▶ Task description
Below is a block of records; repeat all of them exactly.

--- Start Data records ---

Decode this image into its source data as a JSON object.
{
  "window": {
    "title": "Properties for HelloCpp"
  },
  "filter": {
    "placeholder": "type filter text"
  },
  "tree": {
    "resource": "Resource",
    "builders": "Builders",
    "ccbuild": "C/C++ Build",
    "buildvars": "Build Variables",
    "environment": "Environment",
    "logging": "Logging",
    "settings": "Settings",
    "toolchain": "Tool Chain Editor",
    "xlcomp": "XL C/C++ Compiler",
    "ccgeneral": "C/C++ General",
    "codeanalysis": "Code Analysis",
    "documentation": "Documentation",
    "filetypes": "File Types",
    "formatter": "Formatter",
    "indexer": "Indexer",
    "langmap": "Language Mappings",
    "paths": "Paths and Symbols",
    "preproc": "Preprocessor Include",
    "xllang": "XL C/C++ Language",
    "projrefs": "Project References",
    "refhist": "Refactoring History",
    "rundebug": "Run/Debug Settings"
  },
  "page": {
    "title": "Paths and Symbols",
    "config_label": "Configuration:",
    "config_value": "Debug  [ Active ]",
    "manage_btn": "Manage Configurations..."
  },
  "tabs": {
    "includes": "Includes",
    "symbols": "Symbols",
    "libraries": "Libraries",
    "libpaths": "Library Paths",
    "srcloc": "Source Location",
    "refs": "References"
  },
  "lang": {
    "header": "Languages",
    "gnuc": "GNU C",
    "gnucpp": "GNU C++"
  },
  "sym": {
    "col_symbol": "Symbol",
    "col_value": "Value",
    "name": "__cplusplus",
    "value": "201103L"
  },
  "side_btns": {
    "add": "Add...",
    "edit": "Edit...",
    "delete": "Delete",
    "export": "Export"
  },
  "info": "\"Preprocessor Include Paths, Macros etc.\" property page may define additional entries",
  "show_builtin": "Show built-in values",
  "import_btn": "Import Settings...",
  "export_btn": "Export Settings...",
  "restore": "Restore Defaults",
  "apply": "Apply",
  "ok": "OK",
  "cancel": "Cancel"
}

--- End Data records ---

▶ Output of the exercise
Decode this image into its source data as a JSON object.
{
  "window": {
    "title": "Properties for HelloCpp"
  },
  "filter": {
    "placeholder": "type filter text"
  },
  "tree": {
    "resource": "Resource",
    "builders": "Builders",
    "ccbuild": "C/C++ Build",
    "buildvars": "Build Variables",
    "environment": "Environment",
    "logging": "Logging",
    "settings": "Settings",
    "toolchain": "Tool Chain Editor",
    "xlcomp": "XL C/C++ Compiler",
    "ccgeneral": "C/C++ General",
    "codeanalysis": "Code Analysis",
    "documentation": "Documentation",
    "filetypes": "File Types",
    "formatter": "Formatter",
    "indexer": "Indexer",
    "langmap": "Language Mappings",
    "paths": "Paths and Symbols",
    "preproc": "Preprocessor Include",
    "xllang": "XL C/C++ Language",
    "projrefs": "Project References",
    "refhist": "Refactoring History",
    "rundebug": "Run/Debug Settings"
  },
  "page": {
    "title": "Paths and Symbols",
    "config_label": "Configuration:",
    "config_value": "Debug  [ Active ]",
    "manage_btn": "Manage Configurations..."
  },
  "tabs": {
    "includes": "Includes",
    "symbols": "Symbols",
    "libraries": "Libraries",
    "libpaths": "Library Paths",
    "srcloc": "Source Location",
    "refs": "References"
  },
  "lang": {
    "header": "Languages",
    "gnuc": "GNU C",
    "gnucpp": "GNU C++"
  },
  "sym": {
    "col_symbol": "Symbol",
    "col_value": "Value",
    "name": "__cplusplus",
    "value": "201103L"
  },
  "side_btns": {
    "add": "Add...",
    "edit": "Edit...",
    "delete": "Delete",
    "export": "Export"
  },
  "info": "\"Preprocessor Include Paths, Macros etc.\" property page may define additional entries",
  "show_builtin": "Show built-in values",
  "import_btn": "Import Settings...",
  "export_btn": "Export Settings...",
  "restore": "Restore Defaults",
  "apply": "Apply",
  "ok": "OK",
  "cancel": "Cancel"
}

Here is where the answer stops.